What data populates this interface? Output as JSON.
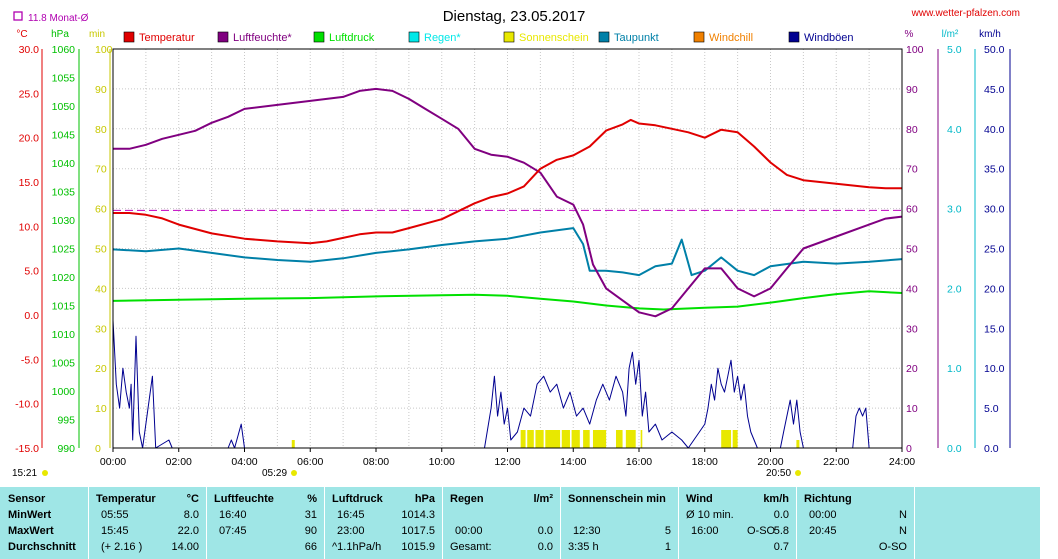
{
  "title": "Dienstag, 23.05.2017",
  "site": "www.wetter-pfalzen.com",
  "month_avg": "11.8 Monat-Ø",
  "unit_labels": {
    "celsius": "°C",
    "hpa": "hPa",
    "min": "min",
    "percent": "%",
    "lm2": "l/m²",
    "kmh": "km/h"
  },
  "legend": [
    {
      "label": "Temperatur",
      "color": "#e00000"
    },
    {
      "label": "Luftfeuchte*",
      "color": "#800080"
    },
    {
      "label": "Luftdruck",
      "color": "#00e000"
    },
    {
      "label": "Regen*",
      "color": "#00e8e8"
    },
    {
      "label": "Sonnenschein",
      "color": "#e8e800"
    },
    {
      "label": "Taupunkt",
      "color": "#0080a8"
    },
    {
      "label": "Windchill",
      "color": "#f08000"
    },
    {
      "label": "Windböen",
      "color": "#000090"
    }
  ],
  "sun": {
    "rise": "05:29",
    "set": "20:50",
    "now": "15:21"
  },
  "chart_data": {
    "type": "line",
    "title": "Dienstag, 23.05.2017",
    "x_ticks": [
      "00:00",
      "02:00",
      "04:00",
      "06:00",
      "08:00",
      "10:00",
      "12:00",
      "14:00",
      "16:00",
      "18:00",
      "20:00",
      "22:00",
      "24:00"
    ],
    "xlim": [
      0,
      24
    ],
    "axes": {
      "temperature": {
        "ticks": [
          "30.0",
          "25.0",
          "20.0",
          "15.0",
          "10.0",
          "5.0",
          "0.0",
          "-5.0",
          "-10.0",
          "-15.0"
        ],
        "ylim": [
          -15,
          30
        ]
      },
      "pressure": {
        "ticks": [
          "1060",
          "1055",
          "1050",
          "1045",
          "1040",
          "1035",
          "1030",
          "1025",
          "1020",
          "1015",
          "1010",
          "1005",
          "1000",
          "995",
          "990"
        ],
        "ylim": [
          990,
          1060
        ]
      },
      "sun_min": {
        "ticks": [
          "100",
          "90",
          "80",
          "70",
          "60",
          "50",
          "40",
          "30",
          "20",
          "10",
          "0"
        ],
        "ylim": [
          0,
          100
        ]
      },
      "humidity": {
        "ticks": [
          "100",
          "90",
          "80",
          "70",
          "60",
          "50",
          "40",
          "30",
          "20",
          "10",
          "0"
        ],
        "ylim": [
          0,
          100
        ]
      },
      "rain": {
        "ticks": [
          "5.0",
          "4.0",
          "3.0",
          "2.0",
          "1.0",
          "0.0"
        ],
        "ylim": [
          0,
          5
        ]
      },
      "wind": {
        "ticks": [
          "50.0",
          "45.0",
          "40.0",
          "35.0",
          "30.0",
          "25.0",
          "20.0",
          "15.0",
          "10.0",
          "5.0",
          "0.0"
        ],
        "ylim": [
          0,
          50
        ]
      }
    },
    "month_avg_temperature": 11.8,
    "series": [
      {
        "name": "Temperatur",
        "axis": "temperature",
        "color": "#e00000",
        "points": [
          [
            0,
            11.5
          ],
          [
            0.5,
            11.5
          ],
          [
            1,
            11.3
          ],
          [
            1.5,
            10.9
          ],
          [
            2,
            10.2
          ],
          [
            3,
            9.2
          ],
          [
            4,
            8.6
          ],
          [
            5,
            8.3
          ],
          [
            6,
            8.1
          ],
          [
            6.5,
            8.3
          ],
          [
            7,
            8.7
          ],
          [
            7.5,
            9.1
          ],
          [
            8,
            9.3
          ],
          [
            8.5,
            9.3
          ],
          [
            9,
            9.8
          ],
          [
            10,
            10.8
          ],
          [
            11,
            12.6
          ],
          [
            11.5,
            13.3
          ],
          [
            12,
            13.7
          ],
          [
            12.5,
            14.5
          ],
          [
            13,
            16.5
          ],
          [
            13.5,
            17.5
          ],
          [
            14,
            18.0
          ],
          [
            14.5,
            19.0
          ],
          [
            15,
            20.8
          ],
          [
            15.5,
            21.5
          ],
          [
            15.75,
            22.0
          ],
          [
            16,
            21.6
          ],
          [
            16.5,
            21.4
          ],
          [
            17,
            21.0
          ],
          [
            17.5,
            20.6
          ],
          [
            18,
            20.0
          ],
          [
            18.5,
            20.9
          ],
          [
            19,
            20.6
          ],
          [
            19.5,
            19.0
          ],
          [
            20,
            17.2
          ],
          [
            20.5,
            15.8
          ],
          [
            21,
            15.2
          ],
          [
            22,
            14.8
          ],
          [
            23,
            14.4
          ],
          [
            23.5,
            14.3
          ],
          [
            24,
            14.3
          ]
        ]
      },
      {
        "name": "Luftfeuchte*",
        "axis": "humidity",
        "color": "#800080",
        "points": [
          [
            0,
            75
          ],
          [
            0.5,
            75
          ],
          [
            1,
            76
          ],
          [
            1.5,
            77.5
          ],
          [
            2,
            78.5
          ],
          [
            2.5,
            79.5
          ],
          [
            3,
            81.5
          ],
          [
            3.5,
            83
          ],
          [
            4,
            85
          ],
          [
            5,
            86
          ],
          [
            6,
            87
          ],
          [
            7,
            88
          ],
          [
            7.5,
            89.5
          ],
          [
            8,
            90
          ],
          [
            8.5,
            89.5
          ],
          [
            9,
            87.5
          ],
          [
            9.5,
            85
          ],
          [
            10,
            82.5
          ],
          [
            10.5,
            80
          ],
          [
            11,
            75
          ],
          [
            11.5,
            73.5
          ],
          [
            12,
            73
          ],
          [
            12.5,
            71.5
          ],
          [
            13,
            69
          ],
          [
            13.5,
            63
          ],
          [
            14,
            61
          ],
          [
            14.3,
            56
          ],
          [
            14.6,
            46
          ],
          [
            15,
            40
          ],
          [
            15.5,
            37
          ],
          [
            16,
            34
          ],
          [
            16.5,
            33
          ],
          [
            17,
            35
          ],
          [
            17.5,
            40
          ],
          [
            18,
            45
          ],
          [
            18.5,
            45
          ],
          [
            19,
            40
          ],
          [
            19.5,
            38
          ],
          [
            20,
            40
          ],
          [
            20.5,
            45
          ],
          [
            21,
            50
          ],
          [
            22,
            53
          ],
          [
            23,
            56
          ],
          [
            23.5,
            57.5
          ],
          [
            24,
            58
          ]
        ]
      },
      {
        "name": "Luftdruck",
        "axis": "pressure",
        "color": "#00e000",
        "points": [
          [
            0,
            1015.8
          ],
          [
            2,
            1016.0
          ],
          [
            4,
            1016.2
          ],
          [
            6,
            1016.3
          ],
          [
            8,
            1016.6
          ],
          [
            10,
            1016.8
          ],
          [
            11,
            1016.9
          ],
          [
            12,
            1016.7
          ],
          [
            13,
            1016.2
          ],
          [
            14,
            1015.7
          ],
          [
            15,
            1015.0
          ],
          [
            16,
            1014.5
          ],
          [
            16.75,
            1014.3
          ],
          [
            18,
            1014.6
          ],
          [
            19,
            1014.8
          ],
          [
            20,
            1015.5
          ],
          [
            21,
            1016.3
          ],
          [
            22,
            1017.0
          ],
          [
            23,
            1017.5
          ],
          [
            24,
            1017.2
          ]
        ]
      },
      {
        "name": "Taupunkt",
        "axis": "temperature",
        "color": "#0080a8",
        "points": [
          [
            0,
            7.4
          ],
          [
            1,
            7.2
          ],
          [
            2,
            7.5
          ],
          [
            3,
            7.0
          ],
          [
            4,
            6.5
          ],
          [
            5,
            6.2
          ],
          [
            6,
            6.0
          ],
          [
            7,
            6.4
          ],
          [
            8,
            7.0
          ],
          [
            9,
            7.4
          ],
          [
            10,
            7.9
          ],
          [
            11,
            8.3
          ],
          [
            12,
            8.6
          ],
          [
            13,
            9.3
          ],
          [
            14,
            9.8
          ],
          [
            14.3,
            8.0
          ],
          [
            14.5,
            5.0
          ],
          [
            15,
            5.0
          ],
          [
            15.5,
            4.8
          ],
          [
            16,
            4.5
          ],
          [
            16.5,
            5.5
          ],
          [
            17,
            5.8
          ],
          [
            17.3,
            8.5
          ],
          [
            17.6,
            4.5
          ],
          [
            18,
            5.0
          ],
          [
            18.5,
            6.5
          ],
          [
            19,
            5.0
          ],
          [
            19.5,
            4.5
          ],
          [
            20,
            5.5
          ],
          [
            21,
            6.0
          ],
          [
            22,
            5.8
          ],
          [
            23,
            6.0
          ],
          [
            24,
            6.3
          ]
        ]
      },
      {
        "name": "Windböen",
        "axis": "wind",
        "color": "#000090",
        "points": [
          [
            0,
            16
          ],
          [
            0.1,
            8
          ],
          [
            0.2,
            5
          ],
          [
            0.3,
            10
          ],
          [
            0.4,
            7
          ],
          [
            0.5,
            5
          ],
          [
            0.55,
            8
          ],
          [
            0.6,
            1
          ],
          [
            0.7,
            14
          ],
          [
            0.8,
            2
          ],
          [
            0.9,
            0
          ],
          [
            1.2,
            9
          ],
          [
            1.3,
            0
          ],
          [
            1.7,
            1
          ],
          [
            1.8,
            0
          ],
          [
            3.5,
            0
          ],
          [
            3.6,
            1
          ],
          [
            3.7,
            0
          ],
          [
            3.9,
            3
          ],
          [
            4.0,
            0
          ],
          [
            11.3,
            0
          ],
          [
            11.5,
            5
          ],
          [
            11.6,
            9
          ],
          [
            11.7,
            4
          ],
          [
            11.8,
            7
          ],
          [
            11.9,
            3
          ],
          [
            12.0,
            5
          ],
          [
            12.1,
            1
          ],
          [
            12.3,
            2
          ],
          [
            12.5,
            5
          ],
          [
            12.7,
            4
          ],
          [
            12.9,
            8
          ],
          [
            13.1,
            9
          ],
          [
            13.3,
            7
          ],
          [
            13.5,
            8
          ],
          [
            13.7,
            5
          ],
          [
            13.9,
            7
          ],
          [
            14.1,
            4
          ],
          [
            14.3,
            5
          ],
          [
            14.5,
            3
          ],
          [
            14.7,
            6
          ],
          [
            14.9,
            8
          ],
          [
            15.1,
            6
          ],
          [
            15.3,
            9
          ],
          [
            15.5,
            7
          ],
          [
            15.6,
            4
          ],
          [
            15.7,
            10
          ],
          [
            15.8,
            12
          ],
          [
            15.9,
            8
          ],
          [
            16.0,
            11
          ],
          [
            16.1,
            4
          ],
          [
            16.2,
            7
          ],
          [
            16.3,
            2
          ],
          [
            16.5,
            3
          ],
          [
            16.7,
            1
          ],
          [
            17.0,
            2
          ],
          [
            17.3,
            1
          ],
          [
            17.5,
            0
          ],
          [
            18,
            3
          ],
          [
            18.1,
            5
          ],
          [
            18.2,
            8
          ],
          [
            18.3,
            6
          ],
          [
            18.4,
            10
          ],
          [
            18.5,
            8
          ],
          [
            18.6,
            7
          ],
          [
            18.7,
            9
          ],
          [
            18.8,
            11
          ],
          [
            18.9,
            7
          ],
          [
            19.0,
            9
          ],
          [
            19.1,
            6
          ],
          [
            19.2,
            8
          ],
          [
            19.3,
            4
          ],
          [
            19.4,
            2
          ],
          [
            19.5,
            1
          ],
          [
            19.6,
            0
          ],
          [
            20.3,
            0
          ],
          [
            20.4,
            2
          ],
          [
            20.6,
            6
          ],
          [
            20.7,
            3
          ],
          [
            20.8,
            6
          ],
          [
            20.9,
            2
          ],
          [
            21.0,
            0
          ],
          [
            22.5,
            0
          ],
          [
            22.6,
            4
          ],
          [
            22.7,
            5
          ],
          [
            22.8,
            4
          ],
          [
            22.9,
            5
          ],
          [
            23.0,
            0
          ],
          [
            24,
            0
          ]
        ]
      }
    ],
    "sunshine_intervals": [
      [
        12.4,
        12.55
      ],
      [
        12.6,
        12.8
      ],
      [
        12.85,
        13.1
      ],
      [
        13.15,
        13.6
      ],
      [
        13.65,
        13.9
      ],
      [
        13.95,
        14.2
      ],
      [
        14.3,
        14.5
      ],
      [
        14.6,
        15.0
      ],
      [
        15.3,
        15.5
      ],
      [
        15.6,
        15.9
      ],
      [
        16.05,
        16.1
      ],
      [
        18.5,
        18.8
      ],
      [
        18.85,
        19.0
      ]
    ]
  },
  "stats": {
    "col1": {
      "header": "Sensor",
      "rows": [
        "MinWert",
        "MaxWert",
        "Durchschnitt"
      ]
    },
    "col2": {
      "header": "Temperatur",
      "unit": "°C",
      "rows": [
        [
          "05:55",
          "8.0"
        ],
        [
          "15:45",
          "22.0"
        ],
        [
          "(+ 2.16 )",
          "14.00"
        ]
      ]
    },
    "col3": {
      "header": "Luftfeuchte",
      "unit": "%",
      "rows": [
        [
          "16:40",
          "31"
        ],
        [
          "07:45",
          "90"
        ],
        [
          "",
          "66"
        ]
      ]
    },
    "col4": {
      "header": "Luftdruck",
      "unit": "hPa",
      "rows": [
        [
          "16:45",
          "1014.3"
        ],
        [
          "23:00",
          "1017.5"
        ],
        [
          "^1.1hPa/h",
          "1015.9"
        ]
      ]
    },
    "col5": {
      "header": "Regen",
      "unit": "l/m²",
      "rows": [
        [
          "",
          ""
        ],
        [
          "00:00",
          "0.0"
        ],
        [
          "Gesamt:",
          "0.0"
        ]
      ]
    },
    "col6": {
      "header": "Sonnenschein min",
      "unit": "",
      "rows": [
        [
          "",
          ""
        ],
        [
          "12:30",
          "5"
        ],
        [
          "3:35 h",
          "1"
        ]
      ]
    },
    "col7": {
      "header": "Wind",
      "unit": "km/h",
      "rows": [
        [
          "Ø 10 min.",
          "",
          "0.0"
        ],
        [
          "16:00",
          "O-SO",
          "5.8"
        ],
        [
          "",
          "",
          "0.7"
        ]
      ]
    },
    "col8": {
      "header": "Richtung",
      "unit": "",
      "rows": [
        [
          "00:00",
          "N"
        ],
        [
          "20:45",
          "N"
        ],
        [
          "",
          "O-SO"
        ]
      ]
    }
  }
}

■ **Exercise**: Gather each line holding the string "title".

■ **Exercise solution**:
  "title": "Dienstag, 23.05.2017",
    "title": "Dienstag, 23.05.2017",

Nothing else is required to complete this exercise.